### Data rows
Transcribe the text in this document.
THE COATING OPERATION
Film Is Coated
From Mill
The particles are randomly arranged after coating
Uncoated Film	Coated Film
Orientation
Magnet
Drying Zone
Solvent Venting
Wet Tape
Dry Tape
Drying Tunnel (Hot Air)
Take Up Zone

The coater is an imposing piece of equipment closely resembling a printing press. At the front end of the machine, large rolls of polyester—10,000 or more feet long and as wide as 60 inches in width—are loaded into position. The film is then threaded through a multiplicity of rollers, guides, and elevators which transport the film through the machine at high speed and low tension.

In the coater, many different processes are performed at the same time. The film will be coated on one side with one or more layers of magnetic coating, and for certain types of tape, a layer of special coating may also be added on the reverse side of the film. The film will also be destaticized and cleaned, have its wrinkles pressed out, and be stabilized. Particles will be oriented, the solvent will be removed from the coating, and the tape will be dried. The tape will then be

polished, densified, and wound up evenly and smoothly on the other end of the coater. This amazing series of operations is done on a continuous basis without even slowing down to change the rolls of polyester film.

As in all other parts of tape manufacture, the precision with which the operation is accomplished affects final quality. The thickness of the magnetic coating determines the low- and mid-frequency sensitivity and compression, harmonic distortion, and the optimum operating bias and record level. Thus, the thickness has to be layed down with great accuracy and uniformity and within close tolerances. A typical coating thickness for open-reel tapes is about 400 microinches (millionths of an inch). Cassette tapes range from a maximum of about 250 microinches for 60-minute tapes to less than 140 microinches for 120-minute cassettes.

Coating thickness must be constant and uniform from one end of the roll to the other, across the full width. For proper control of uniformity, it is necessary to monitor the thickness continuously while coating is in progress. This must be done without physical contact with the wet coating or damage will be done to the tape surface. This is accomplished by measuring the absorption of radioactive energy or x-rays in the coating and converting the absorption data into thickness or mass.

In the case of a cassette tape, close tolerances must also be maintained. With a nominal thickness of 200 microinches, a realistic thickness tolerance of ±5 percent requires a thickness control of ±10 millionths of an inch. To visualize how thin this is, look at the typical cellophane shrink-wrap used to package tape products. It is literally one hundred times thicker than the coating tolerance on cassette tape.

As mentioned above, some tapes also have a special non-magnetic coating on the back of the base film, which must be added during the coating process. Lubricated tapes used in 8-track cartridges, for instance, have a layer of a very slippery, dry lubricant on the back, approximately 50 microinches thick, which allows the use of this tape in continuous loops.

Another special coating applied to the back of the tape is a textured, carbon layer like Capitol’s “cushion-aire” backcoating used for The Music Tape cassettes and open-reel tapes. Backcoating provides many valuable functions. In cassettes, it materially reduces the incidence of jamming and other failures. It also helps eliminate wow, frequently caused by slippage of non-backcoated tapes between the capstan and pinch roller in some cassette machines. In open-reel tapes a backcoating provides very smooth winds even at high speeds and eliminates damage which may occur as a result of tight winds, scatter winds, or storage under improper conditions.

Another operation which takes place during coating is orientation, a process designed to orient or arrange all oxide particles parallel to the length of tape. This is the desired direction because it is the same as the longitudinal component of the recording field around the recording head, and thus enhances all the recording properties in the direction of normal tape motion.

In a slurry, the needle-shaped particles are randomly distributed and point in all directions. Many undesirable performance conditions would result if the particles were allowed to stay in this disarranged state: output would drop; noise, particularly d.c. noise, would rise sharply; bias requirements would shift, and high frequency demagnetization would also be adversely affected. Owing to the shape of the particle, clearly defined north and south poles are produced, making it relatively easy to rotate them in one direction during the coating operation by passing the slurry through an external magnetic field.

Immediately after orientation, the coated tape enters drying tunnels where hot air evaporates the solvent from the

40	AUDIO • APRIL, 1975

### Work required
Output the records exactly, including every line.

### Response for this exercise
Transcribe the text in this document.
THE COATING OPERATION
Film Is Coated
From Mill
The particles are randomly arranged after coating
Uncoated Film	Coated Film
Orientation
Magnet
Drying Zone
Solvent Venting
Wet Tape
Dry Tape
Drying Tunnel (Hot Air)
Take Up Zone

The coater is an imposing piece of equipment closely resembling a printing press. At the front end of the machine, large rolls of polyester—10,000 or more feet long and as wide as 60 inches in width—are loaded into position. The film is then threaded through a multiplicity of rollers, guides, and elevators which transport the film through the machine at high speed and low tension.

In the coater, many different processes are performed at the same time. The film will be coated on one side with one or more layers of magnetic coating, and for certain types of tape, a layer of special coating may also be added on the reverse side of the film. The film will also be destaticized and cleaned, have its wrinkles pressed out, and be stabilized. Particles will be oriented, the solvent will be removed from the coating, and the tape will be dried. The tape will then be

polished, densified, and wound up evenly and smoothly on the other end of the coater. This amazing series of operations is done on a continuous basis without even slowing down to change the rolls of polyester film.

As in all other parts of tape manufacture, the precision with which the operation is accomplished affects final quality. The thickness of the magnetic coating determines the low- and mid-frequency sensitivity and compression, harmonic distortion, and the optimum operating bias and record level. Thus, the thickness has to be layed down with great accuracy and uniformity and within close tolerances. A typical coating thickness for open-reel tapes is about 400 microinches (millionths of an inch). Cassette tapes range from a maximum of about 250 microinches for 60-minute tapes to less than 140 microinches for 120-minute cassettes.

Coating thickness must be constant and uniform from one end of the roll to the other, across the full width. For proper control of uniformity, it is necessary to monitor the thickness continuously while coating is in progress. This must be done without physical contact with the wet coating or damage will be done to the tape surface. This is accomplished by measuring the absorption of radioactive energy or x-rays in the coating and converting the absorption data into thickness or mass.

In the case of a cassette tape, close tolerances must also be maintained. With a nominal thickness of 200 microinches, a realistic thickness tolerance of ±5 percent requires a thickness control of ±10 millionths of an inch. To visualize how thin this is, look at the typical cellophane shrink-wrap used to package tape products. It is literally one hundred times thicker than the coating tolerance on cassette tape.

As mentioned above, some tapes also have a special non-magnetic coating on the back of the base film, which must be added during the coating process. Lubricated tapes used in 8-track cartridges, for instance, have a layer of a very slippery, dry lubricant on the back, approximately 50 microinches thick, which allows the use of this tape in continuous loops.

Another special coating applied to the back of the tape is a textured, carbon layer like Capitol’s “cushion-aire” backcoating used for The Music Tape cassettes and open-reel tapes. Backcoating provides many valuable functions. In cassettes, it materially reduces the incidence of jamming and other failures. It also helps eliminate wow, frequently caused by slippage of non-backcoated tapes between the capstan and pinch roller in some cassette machines. In open-reel tapes a backcoating provides very smooth winds even at high speeds and eliminates damage which may occur as a result of tight winds, scatter winds, or storage under improper conditions.

Another operation which takes place during coating is orientation, a process designed to orient or arrange all oxide particles parallel to the length of tape. This is the desired direction because it is the same as the longitudinal component of the recording field around the recording head, and thus enhances all the recording properties in the direction of normal tape motion.

In a slurry, the needle-shaped particles are randomly distributed and point in all directions. Many undesirable performance conditions would result if the particles were allowed to stay in this disarranged state: output would drop; noise, particularly d.c. noise, would rise sharply; bias requirements would shift, and high frequency demagnetization would also be adversely affected. Owing to the shape of the particle, clearly defined north and south poles are produced, making it relatively easy to rotate them in one direction during the coating operation by passing the slurry through an external magnetic field.

Immediately after orientation, the coated tape enters drying tunnels where hot air evaporates the solvent from the

40	AUDIO • APRIL, 1975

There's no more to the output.